**WHAT NEEDS TO BE DONE**
The records that follow are to be repeated without alteration.

================

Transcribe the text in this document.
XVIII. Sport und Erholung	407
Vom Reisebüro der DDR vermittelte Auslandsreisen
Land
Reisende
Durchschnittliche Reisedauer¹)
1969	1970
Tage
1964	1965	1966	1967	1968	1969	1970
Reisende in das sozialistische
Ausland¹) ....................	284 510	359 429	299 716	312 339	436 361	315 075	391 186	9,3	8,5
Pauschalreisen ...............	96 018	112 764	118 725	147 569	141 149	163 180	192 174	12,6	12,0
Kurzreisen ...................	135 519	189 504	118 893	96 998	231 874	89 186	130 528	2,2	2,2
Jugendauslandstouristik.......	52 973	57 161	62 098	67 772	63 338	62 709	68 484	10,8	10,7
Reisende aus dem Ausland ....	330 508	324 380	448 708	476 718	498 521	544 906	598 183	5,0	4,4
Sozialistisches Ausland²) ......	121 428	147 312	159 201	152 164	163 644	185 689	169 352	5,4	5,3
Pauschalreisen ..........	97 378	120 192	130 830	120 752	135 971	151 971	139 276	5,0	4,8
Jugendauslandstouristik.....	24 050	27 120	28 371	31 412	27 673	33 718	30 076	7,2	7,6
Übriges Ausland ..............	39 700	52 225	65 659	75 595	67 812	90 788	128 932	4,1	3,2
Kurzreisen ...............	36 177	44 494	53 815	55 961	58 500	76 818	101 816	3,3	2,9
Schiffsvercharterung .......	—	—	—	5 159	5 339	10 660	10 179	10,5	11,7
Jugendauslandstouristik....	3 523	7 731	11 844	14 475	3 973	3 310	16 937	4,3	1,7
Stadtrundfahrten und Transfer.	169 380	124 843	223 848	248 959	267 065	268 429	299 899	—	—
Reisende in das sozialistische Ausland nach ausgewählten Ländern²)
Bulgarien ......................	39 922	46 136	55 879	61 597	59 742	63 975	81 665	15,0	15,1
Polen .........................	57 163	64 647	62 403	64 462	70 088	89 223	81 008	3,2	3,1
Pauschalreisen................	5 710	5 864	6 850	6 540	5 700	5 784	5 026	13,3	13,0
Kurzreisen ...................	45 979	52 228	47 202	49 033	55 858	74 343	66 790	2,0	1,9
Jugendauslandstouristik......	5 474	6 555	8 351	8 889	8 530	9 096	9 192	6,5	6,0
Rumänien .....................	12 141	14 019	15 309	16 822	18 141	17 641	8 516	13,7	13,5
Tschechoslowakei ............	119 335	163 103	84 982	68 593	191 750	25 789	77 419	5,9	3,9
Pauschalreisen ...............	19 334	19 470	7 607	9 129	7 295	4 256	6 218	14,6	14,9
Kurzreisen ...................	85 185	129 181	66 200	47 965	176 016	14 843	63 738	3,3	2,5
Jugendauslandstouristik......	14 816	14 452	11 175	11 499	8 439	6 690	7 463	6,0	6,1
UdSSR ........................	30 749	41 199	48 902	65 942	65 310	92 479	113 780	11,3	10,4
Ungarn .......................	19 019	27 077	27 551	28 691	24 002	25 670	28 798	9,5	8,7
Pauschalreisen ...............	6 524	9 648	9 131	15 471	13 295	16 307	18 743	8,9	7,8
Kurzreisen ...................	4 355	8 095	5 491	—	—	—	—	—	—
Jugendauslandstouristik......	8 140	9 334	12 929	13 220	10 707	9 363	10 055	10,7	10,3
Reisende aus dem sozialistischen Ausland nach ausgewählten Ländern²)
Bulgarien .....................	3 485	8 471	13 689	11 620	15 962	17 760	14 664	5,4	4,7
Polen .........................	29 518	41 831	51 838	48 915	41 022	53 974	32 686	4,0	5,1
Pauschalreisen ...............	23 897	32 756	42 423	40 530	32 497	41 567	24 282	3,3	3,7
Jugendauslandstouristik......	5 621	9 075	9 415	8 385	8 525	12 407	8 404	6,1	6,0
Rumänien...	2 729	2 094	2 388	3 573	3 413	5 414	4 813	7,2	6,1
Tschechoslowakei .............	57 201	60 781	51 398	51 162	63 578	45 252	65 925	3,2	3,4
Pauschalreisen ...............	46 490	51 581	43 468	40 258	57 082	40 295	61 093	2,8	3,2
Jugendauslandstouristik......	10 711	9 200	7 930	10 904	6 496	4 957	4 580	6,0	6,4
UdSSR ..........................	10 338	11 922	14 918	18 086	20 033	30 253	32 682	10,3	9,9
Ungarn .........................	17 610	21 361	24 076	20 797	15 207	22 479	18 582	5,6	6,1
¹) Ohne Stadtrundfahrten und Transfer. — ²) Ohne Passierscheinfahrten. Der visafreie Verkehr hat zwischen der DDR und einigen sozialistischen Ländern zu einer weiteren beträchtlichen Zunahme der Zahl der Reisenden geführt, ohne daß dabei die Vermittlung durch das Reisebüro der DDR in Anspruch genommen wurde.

================

**ANSWER TO THIS TASK**
Transcribe the text in this document.
XVIII. Sport und Erholung	407
Vom Reisebüro der DDR vermittelte Auslandsreisen
Land
Reisende
Durchschnittliche Reisedauer¹)
1969	1970
Tage
1964	1965	1966	1967	1968	1969	1970
Reisende in das sozialistische
Ausland¹) ....................	284 510	359 429	299 716	312 339	436 361	315 075	391 186	9,3	8,5
Pauschalreisen ...............	96 018	112 764	118 725	147 569	141 149	163 180	192 174	12,6	12,0
Kurzreisen ...................	135 519	189 504	118 893	96 998	231 874	89 186	130 528	2,2	2,2
Jugendauslandstouristik.......	52 973	57 161	62 098	67 772	63 338	62 709	68 484	10,8	10,7
Reisende aus dem Ausland ....	330 508	324 380	448 708	476 718	498 521	544 906	598 183	5,0	4,4
Sozialistisches Ausland²) ......	121 428	147 312	159 201	152 164	163 644	185 689	169 352	5,4	5,3
Pauschalreisen ..........	97 378	120 192	130 830	120 752	135 971	151 971	139 276	5,0	4,8
Jugendauslandstouristik.....	24 050	27 120	28 371	31 412	27 673	33 718	30 076	7,2	7,6
Übriges Ausland ..............	39 700	52 225	65 659	75 595	67 812	90 788	128 932	4,1	3,2
Kurzreisen ...............	36 177	44 494	53 815	55 961	58 500	76 818	101 816	3,3	2,9
Schiffsvercharterung .......	—	—	—	5 159	5 339	10 660	10 179	10,5	11,7
Jugendauslandstouristik....	3 523	7 731	11 844	14 475	3 973	3 310	16 937	4,3	1,7
Stadtrundfahrten und Transfer.	169 380	124 843	223 848	248 959	267 065	268 429	299 899	—	—
Reisende in das sozialistische Ausland nach ausgewählten Ländern²)
Bulgarien ......................	39 922	46 136	55 879	61 597	59 742	63 975	81 665	15,0	15,1
Polen .........................	57 163	64 647	62 403	64 462	70 088	89 223	81 008	3,2	3,1
Pauschalreisen................	5 710	5 864	6 850	6 540	5 700	5 784	5 026	13,3	13,0
Kurzreisen ...................	45 979	52 228	47 202	49 033	55 858	74 343	66 790	2,0	1,9
Jugendauslandstouristik......	5 474	6 555	8 351	8 889	8 530	9 096	9 192	6,5	6,0
Rumänien .....................	12 141	14 019	15 309	16 822	18 141	17 641	8 516	13,7	13,5
Tschechoslowakei ............	119 335	163 103	84 982	68 593	191 750	25 789	77 419	5,9	3,9
Pauschalreisen ...............	19 334	19 470	7 607	9 129	7 295	4 256	6 218	14,6	14,9
Kurzreisen ...................	85 185	129 181	66 200	47 965	176 016	14 843	63 738	3,3	2,5
Jugendauslandstouristik......	14 816	14 452	11 175	11 499	8 439	6 690	7 463	6,0	6,1
UdSSR ........................	30 749	41 199	48 902	65 942	65 310	92 479	113 780	11,3	10,4
Ungarn .......................	19 019	27 077	27 551	28 691	24 002	25 670	28 798	9,5	8,7
Pauschalreisen ...............	6 524	9 648	9 131	15 471	13 295	16 307	18 743	8,9	7,8
Kurzreisen ...................	4 355	8 095	5 491	—	—	—	—	—	—
Jugendauslandstouristik......	8 140	9 334	12 929	13 220	10 707	9 363	10 055	10,7	10,3
Reisende aus dem sozialistischen Ausland nach ausgewählten Ländern²)
Bulgarien .....................	3 485	8 471	13 689	11 620	15 962	17 760	14 664	5,4	4,7
Polen .........................	29 518	41 831	51 838	48 915	41 022	53 974	32 686	4,0	5,1
Pauschalreisen ...............	23 897	32 756	42 423	40 530	32 497	41 567	24 282	3,3	3,7
Jugendauslandstouristik......	5 621	9 075	9 415	8 385	8 525	12 407	8 404	6,1	6,0
Rumänien...	2 729	2 094	2 388	3 573	3 413	5 414	4 813	7,2	6,1
Tschechoslowakei .............	57 201	60 781	51 398	51 162	63 578	45 252	65 925	3,2	3,4
Pauschalreisen ...............	46 490	51 581	43 468	40 258	57 082	40 295	61 093	2,8	3,2
Jugendauslandstouristik......	10 711	9 200	7 930	10 904	6 496	4 957	4 580	6,0	6,4
UdSSR ..........................	10 338	11 922	14 918	18 086	20 033	30 253	32 682	10,3	9,9
Ungarn .........................	17 610	21 361	24 076	20 797	15 207	22 479	18 582	5,6	6,1
¹) Ohne Stadtrundfahrten und Transfer. — ²) Ohne Passierscheinfahrten. Der visafreie Verkehr hat zwischen der DDR und einigen sozialistischen Ländern zu einer weiteren beträchtlichen Zunahme der Zahl der Reisenden geführt, ohne daß dabei die Vermittlung durch das Reisebüro der DDR in Anspruch genommen wurde.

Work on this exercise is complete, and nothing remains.